→ RECORDS SUPPLIED
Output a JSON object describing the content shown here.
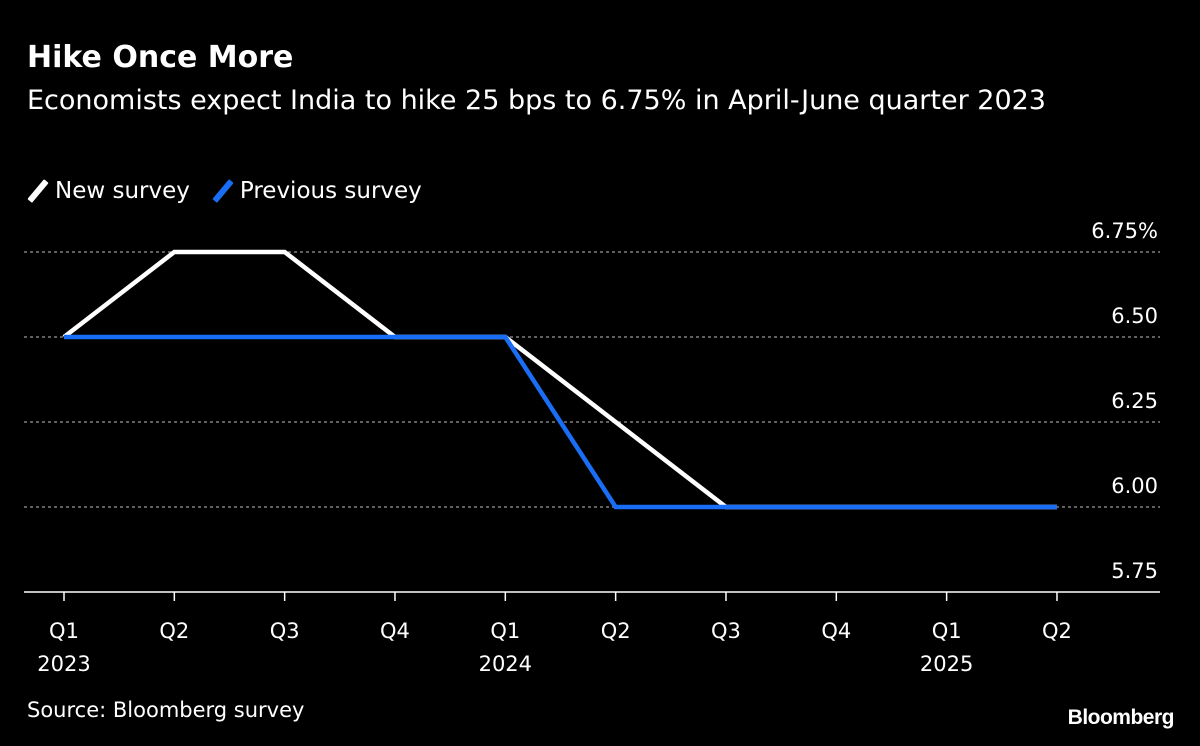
{
  "chart_data": {
    "type": "line",
    "title": "Hike Once More",
    "subtitle": "Economists expect India to hike 25 bps to 6.75% in April-June quarter 2023",
    "categories": [
      "Q1",
      "Q2",
      "Q3",
      "Q4",
      "Q1",
      "Q2",
      "Q3",
      "Q4",
      "Q1",
      "Q2"
    ],
    "category_years": [
      "2023",
      "",
      "",
      "",
      "2024",
      "",
      "",
      "",
      "2025",
      ""
    ],
    "series": [
      {
        "name": "New survey",
        "color": "#ffffff",
        "values": [
          6.5,
          6.75,
          6.75,
          6.5,
          6.5,
          6.25,
          6.0,
          6.0,
          6.0,
          6.0
        ]
      },
      {
        "name": "Previous survey",
        "color": "#1a6ef5",
        "values": [
          6.5,
          6.5,
          6.5,
          6.5,
          6.5,
          6.0,
          6.0,
          6.0,
          6.0,
          6.0
        ]
      }
    ],
    "y_ticks": [
      "5.75",
      "6.00",
      "6.25",
      "6.50",
      "6.75%"
    ],
    "y_tick_values": [
      5.75,
      6.0,
      6.25,
      6.5,
      6.75
    ],
    "ylim": [
      5.75,
      6.75
    ],
    "y_axis_side": "right",
    "grid": "dotted horizontal",
    "legend_placement": "top-left",
    "source": "Source: Bloomberg survey",
    "logo": "Bloomberg"
  }
}
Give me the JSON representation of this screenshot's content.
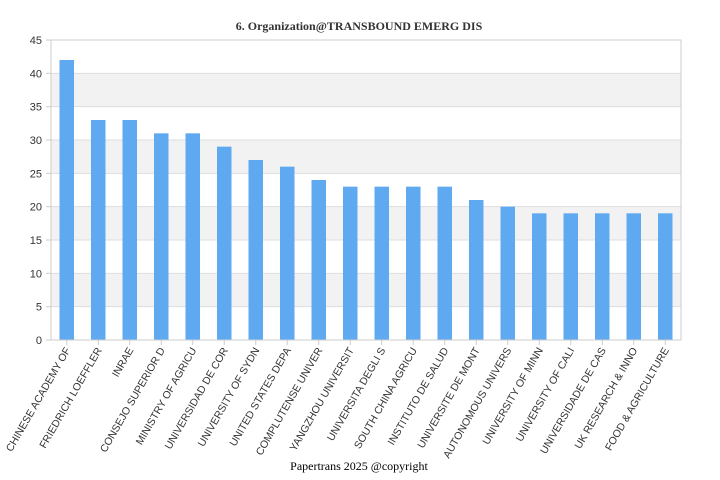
{
  "chart_data": {
    "type": "bar",
    "title": "6. Organization@TRANSBOUND EMERG DIS",
    "xlabel": "",
    "ylabel": "",
    "ylim": [
      0,
      45
    ],
    "yticks": [
      0,
      5,
      10,
      15,
      20,
      25,
      30,
      35,
      40,
      45
    ],
    "grid": true,
    "categories": [
      "CHINESE ACADEMY OF",
      "FRIEDRICH LOEFFLER",
      "INRAE",
      "CONSEJO SUPERIOR D",
      "MINISTRY OF AGRICU",
      "UNIVERSIDAD DE COR",
      "UNIVERSITY OF SYDN",
      "UNITED STATES DEPA",
      "COMPLUTENSE UNIVER",
      "YANGZHOU UNIVERSIT",
      "UNIVERSITA DEGLI S",
      "SOUTH CHINA AGRICU",
      "INSTITUTO DE SALUD",
      "UNIVERSITE DE MONT",
      "AUTONOMOUS UNIVERS",
      "UNIVERSITY OF MINN",
      "UNIVERSITY OF CALI",
      "UNIVERSIDADE DE CAS",
      "UK RESEARCH & INNO",
      "FOOD & AGRICULTURE"
    ],
    "values": [
      42,
      33,
      33,
      31,
      31,
      29,
      27,
      26,
      24,
      23,
      23,
      23,
      23,
      21,
      20,
      19,
      19,
      19,
      19,
      19
    ],
    "colors": {
      "bar": "#5ea9f0",
      "band": "#f2f2f2",
      "grid": "#dddddd",
      "axis": "#cccccc"
    }
  },
  "footer": "Papertrans 2025 @copyright"
}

→ EXERCISE DETAILS
Reproduce the material word for word, minus the images.

→ PROBLEM SOLUTION
Output a JSON object describing the content shown here.
{
  "chart_data": {
    "type": "line",
    "title": "Hike Once More",
    "subtitle": "Economists expect India to hike 25 bps to 6.75% in April-June quarter 2023",
    "categories": [
      "Q1",
      "Q2",
      "Q3",
      "Q4",
      "Q1",
      "Q2",
      "Q3",
      "Q4",
      "Q1",
      "Q2"
    ],
    "category_years": [
      "2023",
      "",
      "",
      "",
      "2024",
      "",
      "",
      "",
      "2025",
      ""
    ],
    "series": [
      {
        "name": "New survey",
        "color": "#ffffff",
        "values": [
          6.5,
          6.75,
          6.75,
          6.5,
          6.5,
          6.25,
          6.0,
          6.0,
          6.0,
          6.0
        ]
      },
      {
        "name": "Previous survey",
        "color": "#1a6ef5",
        "values": [
          6.5,
          6.5,
          6.5,
          6.5,
          6.5,
          6.0,
          6.0,
          6.0,
          6.0,
          6.0
        ]
      }
    ],
    "y_ticks": [
      "5.75",
      "6.00",
      "6.25",
      "6.50",
      "6.75%"
    ],
    "y_tick_values": [
      5.75,
      6.0,
      6.25,
      6.5,
      6.75
    ],
    "ylim": [
      5.75,
      6.75
    ],
    "y_axis_side": "right",
    "grid": "dotted horizontal",
    "legend_placement": "top-left",
    "source": "Source: Bloomberg survey",
    "logo": "Bloomberg"
  }
}
Give me the JSON representation of this screenshot's content.
{
  "chart_data": {
    "type": "bar",
    "title": "6. Organization@TRANSBOUND EMERG DIS",
    "xlabel": "",
    "ylabel": "",
    "ylim": [
      0,
      45
    ],
    "yticks": [
      0,
      5,
      10,
      15,
      20,
      25,
      30,
      35,
      40,
      45
    ],
    "grid": true,
    "categories": [
      "CHINESE ACADEMY OF",
      "FRIEDRICH LOEFFLER",
      "INRAE",
      "CONSEJO SUPERIOR D",
      "MINISTRY OF AGRICU",
      "UNIVERSIDAD DE COR",
      "UNIVERSITY OF SYDN",
      "UNITED STATES DEPA",
      "COMPLUTENSE UNIVER",
      "YANGZHOU UNIVERSIT",
      "UNIVERSITA DEGLI S",
      "SOUTH CHINA AGRICU",
      "INSTITUTO DE SALUD",
      "UNIVERSITE DE MONT",
      "AUTONOMOUS UNIVERS",
      "UNIVERSITY OF MINN",
      "UNIVERSITY OF CALI",
      "UNIVERSIDADE DE CAS",
      "UK RESEARCH & INNO",
      "FOOD & AGRICULTURE"
    ],
    "values": [
      42,
      33,
      33,
      31,
      31,
      29,
      27,
      26,
      24,
      23,
      23,
      23,
      23,
      21,
      20,
      19,
      19,
      19,
      19,
      19
    ],
    "colors": {
      "bar": "#5ea9f0",
      "band": "#f2f2f2",
      "grid": "#dddddd",
      "axis": "#cccccc"
    }
  },
  "footer": "Papertrans 2025 @copyright"
}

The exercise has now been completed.